▶ _DO THIS_: Reproduce verbatim every line from the start of the lines below through the line holding "Bar xyxy=(281,68,296,82)", including both of those lines.

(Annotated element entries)

↓↓↓

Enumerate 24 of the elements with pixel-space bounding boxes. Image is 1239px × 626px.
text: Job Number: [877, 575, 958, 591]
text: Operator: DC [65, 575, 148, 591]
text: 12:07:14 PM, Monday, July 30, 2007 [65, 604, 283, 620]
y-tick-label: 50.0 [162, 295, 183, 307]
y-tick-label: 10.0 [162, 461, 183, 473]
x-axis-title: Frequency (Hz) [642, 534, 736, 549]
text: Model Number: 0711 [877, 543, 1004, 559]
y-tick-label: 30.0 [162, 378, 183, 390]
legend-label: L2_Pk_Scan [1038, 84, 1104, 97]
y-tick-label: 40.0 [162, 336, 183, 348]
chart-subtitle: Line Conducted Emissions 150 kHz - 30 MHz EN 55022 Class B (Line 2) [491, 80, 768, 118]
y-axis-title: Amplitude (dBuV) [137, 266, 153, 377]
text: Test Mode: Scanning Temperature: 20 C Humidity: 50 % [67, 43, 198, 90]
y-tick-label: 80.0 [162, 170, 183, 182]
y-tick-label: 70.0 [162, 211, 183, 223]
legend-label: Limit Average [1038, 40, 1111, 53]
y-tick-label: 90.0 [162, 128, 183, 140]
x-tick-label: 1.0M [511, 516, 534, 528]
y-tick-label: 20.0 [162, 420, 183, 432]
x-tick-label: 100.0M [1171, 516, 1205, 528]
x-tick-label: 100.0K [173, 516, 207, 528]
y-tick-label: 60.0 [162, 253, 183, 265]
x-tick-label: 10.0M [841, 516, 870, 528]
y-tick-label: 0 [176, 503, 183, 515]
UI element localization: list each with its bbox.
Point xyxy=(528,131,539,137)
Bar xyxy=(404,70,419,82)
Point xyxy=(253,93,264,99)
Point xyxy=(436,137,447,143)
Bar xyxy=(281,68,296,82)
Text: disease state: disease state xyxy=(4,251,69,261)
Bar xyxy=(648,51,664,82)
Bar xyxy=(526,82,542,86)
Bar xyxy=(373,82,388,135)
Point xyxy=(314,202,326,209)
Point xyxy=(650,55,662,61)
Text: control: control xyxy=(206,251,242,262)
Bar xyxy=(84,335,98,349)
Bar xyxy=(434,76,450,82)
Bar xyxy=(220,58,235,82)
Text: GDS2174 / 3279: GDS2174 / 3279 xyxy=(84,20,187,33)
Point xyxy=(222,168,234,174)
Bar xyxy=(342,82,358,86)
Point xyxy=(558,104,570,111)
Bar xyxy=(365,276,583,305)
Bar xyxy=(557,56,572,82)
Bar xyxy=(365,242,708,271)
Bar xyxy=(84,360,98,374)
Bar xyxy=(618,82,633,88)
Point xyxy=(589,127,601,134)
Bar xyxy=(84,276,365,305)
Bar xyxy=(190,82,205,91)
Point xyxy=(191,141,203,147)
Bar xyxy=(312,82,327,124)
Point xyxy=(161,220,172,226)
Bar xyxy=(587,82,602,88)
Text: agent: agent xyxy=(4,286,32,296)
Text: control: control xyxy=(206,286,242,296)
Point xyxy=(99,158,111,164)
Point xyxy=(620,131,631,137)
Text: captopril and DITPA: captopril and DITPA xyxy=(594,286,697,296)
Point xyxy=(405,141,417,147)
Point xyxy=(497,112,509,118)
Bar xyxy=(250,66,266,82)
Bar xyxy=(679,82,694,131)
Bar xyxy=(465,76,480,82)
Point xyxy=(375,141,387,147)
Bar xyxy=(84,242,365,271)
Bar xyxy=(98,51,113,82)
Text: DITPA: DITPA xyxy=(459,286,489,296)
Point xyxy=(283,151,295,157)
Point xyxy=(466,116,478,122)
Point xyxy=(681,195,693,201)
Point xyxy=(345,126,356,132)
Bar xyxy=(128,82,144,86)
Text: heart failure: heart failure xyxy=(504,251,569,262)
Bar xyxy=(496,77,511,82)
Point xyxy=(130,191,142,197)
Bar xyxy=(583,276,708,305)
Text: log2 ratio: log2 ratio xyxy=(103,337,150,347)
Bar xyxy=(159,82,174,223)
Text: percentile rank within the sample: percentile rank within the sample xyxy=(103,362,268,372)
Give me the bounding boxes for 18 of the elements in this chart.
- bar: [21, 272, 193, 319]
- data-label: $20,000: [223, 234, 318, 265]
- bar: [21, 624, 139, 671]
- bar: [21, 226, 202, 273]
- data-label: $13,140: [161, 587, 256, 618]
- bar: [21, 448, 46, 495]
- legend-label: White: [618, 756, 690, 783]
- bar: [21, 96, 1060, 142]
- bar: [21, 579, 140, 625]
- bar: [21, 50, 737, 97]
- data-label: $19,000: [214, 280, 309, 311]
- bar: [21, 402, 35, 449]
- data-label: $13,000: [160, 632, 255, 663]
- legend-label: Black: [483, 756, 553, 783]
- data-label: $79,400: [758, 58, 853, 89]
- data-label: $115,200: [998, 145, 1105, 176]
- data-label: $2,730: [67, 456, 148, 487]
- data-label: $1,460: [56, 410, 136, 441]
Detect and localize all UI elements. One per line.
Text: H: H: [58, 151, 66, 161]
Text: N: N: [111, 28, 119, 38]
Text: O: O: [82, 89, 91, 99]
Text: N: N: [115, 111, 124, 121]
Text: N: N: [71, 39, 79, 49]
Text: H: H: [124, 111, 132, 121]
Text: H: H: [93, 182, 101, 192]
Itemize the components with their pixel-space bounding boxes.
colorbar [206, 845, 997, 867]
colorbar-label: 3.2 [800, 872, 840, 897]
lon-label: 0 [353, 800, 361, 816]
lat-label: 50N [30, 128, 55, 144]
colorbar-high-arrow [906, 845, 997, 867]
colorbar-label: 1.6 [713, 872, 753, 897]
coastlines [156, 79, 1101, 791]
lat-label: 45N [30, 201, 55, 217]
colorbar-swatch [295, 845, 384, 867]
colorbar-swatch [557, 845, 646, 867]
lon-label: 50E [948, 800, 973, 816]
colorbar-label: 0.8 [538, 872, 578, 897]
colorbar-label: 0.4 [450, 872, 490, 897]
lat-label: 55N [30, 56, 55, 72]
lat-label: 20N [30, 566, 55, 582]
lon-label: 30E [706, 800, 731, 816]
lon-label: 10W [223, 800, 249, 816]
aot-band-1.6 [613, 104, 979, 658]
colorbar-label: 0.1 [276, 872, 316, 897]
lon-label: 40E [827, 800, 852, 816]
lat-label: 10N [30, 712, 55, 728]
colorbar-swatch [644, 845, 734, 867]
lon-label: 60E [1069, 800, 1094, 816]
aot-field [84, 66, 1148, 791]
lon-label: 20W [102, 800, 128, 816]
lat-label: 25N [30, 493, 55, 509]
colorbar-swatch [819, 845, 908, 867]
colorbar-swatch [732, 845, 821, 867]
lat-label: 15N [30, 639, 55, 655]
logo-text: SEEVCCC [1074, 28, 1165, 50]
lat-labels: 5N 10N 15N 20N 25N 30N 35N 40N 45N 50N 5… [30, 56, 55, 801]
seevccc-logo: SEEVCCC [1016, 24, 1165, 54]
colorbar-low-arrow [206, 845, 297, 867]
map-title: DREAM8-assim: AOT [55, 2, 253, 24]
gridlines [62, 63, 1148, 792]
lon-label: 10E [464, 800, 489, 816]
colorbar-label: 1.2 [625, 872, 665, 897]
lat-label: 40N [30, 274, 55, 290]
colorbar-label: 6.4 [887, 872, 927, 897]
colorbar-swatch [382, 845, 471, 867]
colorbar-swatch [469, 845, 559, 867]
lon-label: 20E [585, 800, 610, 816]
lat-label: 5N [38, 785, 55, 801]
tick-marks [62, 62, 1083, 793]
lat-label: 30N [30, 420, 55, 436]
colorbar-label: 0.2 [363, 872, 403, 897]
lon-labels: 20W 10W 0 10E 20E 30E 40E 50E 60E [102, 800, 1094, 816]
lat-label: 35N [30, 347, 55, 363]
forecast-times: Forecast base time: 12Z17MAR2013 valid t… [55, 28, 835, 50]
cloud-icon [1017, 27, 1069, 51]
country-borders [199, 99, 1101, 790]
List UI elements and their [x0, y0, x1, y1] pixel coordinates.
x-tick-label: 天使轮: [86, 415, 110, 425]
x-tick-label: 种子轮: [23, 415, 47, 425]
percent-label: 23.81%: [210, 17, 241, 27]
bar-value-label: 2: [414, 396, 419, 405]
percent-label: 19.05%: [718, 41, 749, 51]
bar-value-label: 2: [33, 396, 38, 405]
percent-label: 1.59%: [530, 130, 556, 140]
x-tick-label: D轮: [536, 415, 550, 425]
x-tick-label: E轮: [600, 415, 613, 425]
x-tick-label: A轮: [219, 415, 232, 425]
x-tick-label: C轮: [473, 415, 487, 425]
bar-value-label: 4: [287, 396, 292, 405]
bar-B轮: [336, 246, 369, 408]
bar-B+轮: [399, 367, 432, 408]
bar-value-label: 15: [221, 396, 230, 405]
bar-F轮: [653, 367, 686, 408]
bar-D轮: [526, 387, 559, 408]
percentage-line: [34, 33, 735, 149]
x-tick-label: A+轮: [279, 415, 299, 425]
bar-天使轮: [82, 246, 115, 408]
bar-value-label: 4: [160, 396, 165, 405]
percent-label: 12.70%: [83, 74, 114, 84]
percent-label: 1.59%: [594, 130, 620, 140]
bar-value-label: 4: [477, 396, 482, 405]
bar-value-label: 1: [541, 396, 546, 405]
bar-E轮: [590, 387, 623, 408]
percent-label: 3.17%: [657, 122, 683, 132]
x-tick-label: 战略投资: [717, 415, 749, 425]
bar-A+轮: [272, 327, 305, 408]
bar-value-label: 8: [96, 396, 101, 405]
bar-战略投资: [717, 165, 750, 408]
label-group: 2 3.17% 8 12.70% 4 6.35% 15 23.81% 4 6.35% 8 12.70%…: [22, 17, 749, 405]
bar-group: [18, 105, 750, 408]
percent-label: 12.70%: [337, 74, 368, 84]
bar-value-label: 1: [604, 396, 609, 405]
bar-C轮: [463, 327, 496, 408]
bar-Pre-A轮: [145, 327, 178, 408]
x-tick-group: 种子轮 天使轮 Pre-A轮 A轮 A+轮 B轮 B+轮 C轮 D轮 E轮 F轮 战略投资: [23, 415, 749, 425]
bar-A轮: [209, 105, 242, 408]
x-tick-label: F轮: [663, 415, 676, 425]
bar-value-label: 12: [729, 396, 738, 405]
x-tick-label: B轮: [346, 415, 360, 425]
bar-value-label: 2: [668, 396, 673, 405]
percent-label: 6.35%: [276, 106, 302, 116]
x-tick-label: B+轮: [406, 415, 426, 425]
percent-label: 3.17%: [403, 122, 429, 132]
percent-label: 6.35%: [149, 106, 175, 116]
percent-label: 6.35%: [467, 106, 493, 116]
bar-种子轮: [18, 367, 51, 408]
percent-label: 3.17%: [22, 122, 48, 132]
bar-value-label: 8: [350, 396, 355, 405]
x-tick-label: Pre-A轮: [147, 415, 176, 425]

↑↑↑

▶ _ANSWER IN FULL_:
Enumerate 24 of the elements with pixel-space bounding boxes. Image is 1239px × 626px.
text: Job Number: [877, 575, 958, 591]
text: Operator: DC [65, 575, 148, 591]
text: 12:07:14 PM, Monday, July 30, 2007 [65, 604, 283, 620]
y-tick-label: 50.0 [162, 295, 183, 307]
y-tick-label: 10.0 [162, 461, 183, 473]
x-axis-title: Frequency (Hz) [642, 534, 736, 549]
text: Model Number: 0711 [877, 543, 1004, 559]
y-tick-label: 30.0 [162, 378, 183, 390]
legend-label: L2_Pk_Scan [1038, 84, 1104, 97]
y-tick-label: 40.0 [162, 336, 183, 348]
chart-subtitle: Line Conducted Emissions 150 kHz - 30 MHz EN 55022 Class B (Line 2) [491, 80, 768, 118]
y-axis-title: Amplitude (dBuV) [137, 266, 153, 377]
text: Test Mode: Scanning Temperature: 20 C Humidity: 50 % [67, 43, 198, 90]
y-tick-label: 80.0 [162, 170, 183, 182]
y-tick-label: 70.0 [162, 211, 183, 223]
legend-label: Limit Average [1038, 40, 1111, 53]
y-tick-label: 90.0 [162, 128, 183, 140]
x-tick-label: 1.0M [511, 516, 534, 528]
y-tick-label: 20.0 [162, 420, 183, 432]
x-tick-label: 100.0M [1171, 516, 1205, 528]
x-tick-label: 100.0K [173, 516, 207, 528]
y-tick-label: 60.0 [162, 253, 183, 265]
x-tick-label: 10.0M [841, 516, 870, 528]
y-tick-label: 0 [176, 503, 183, 515]
UI element localization: list each with its bbox.
Point xyxy=(528,131,539,137)
Bar xyxy=(404,70,419,82)
Point xyxy=(253,93,264,99)
Point xyxy=(436,137,447,143)
Bar xyxy=(281,68,296,82)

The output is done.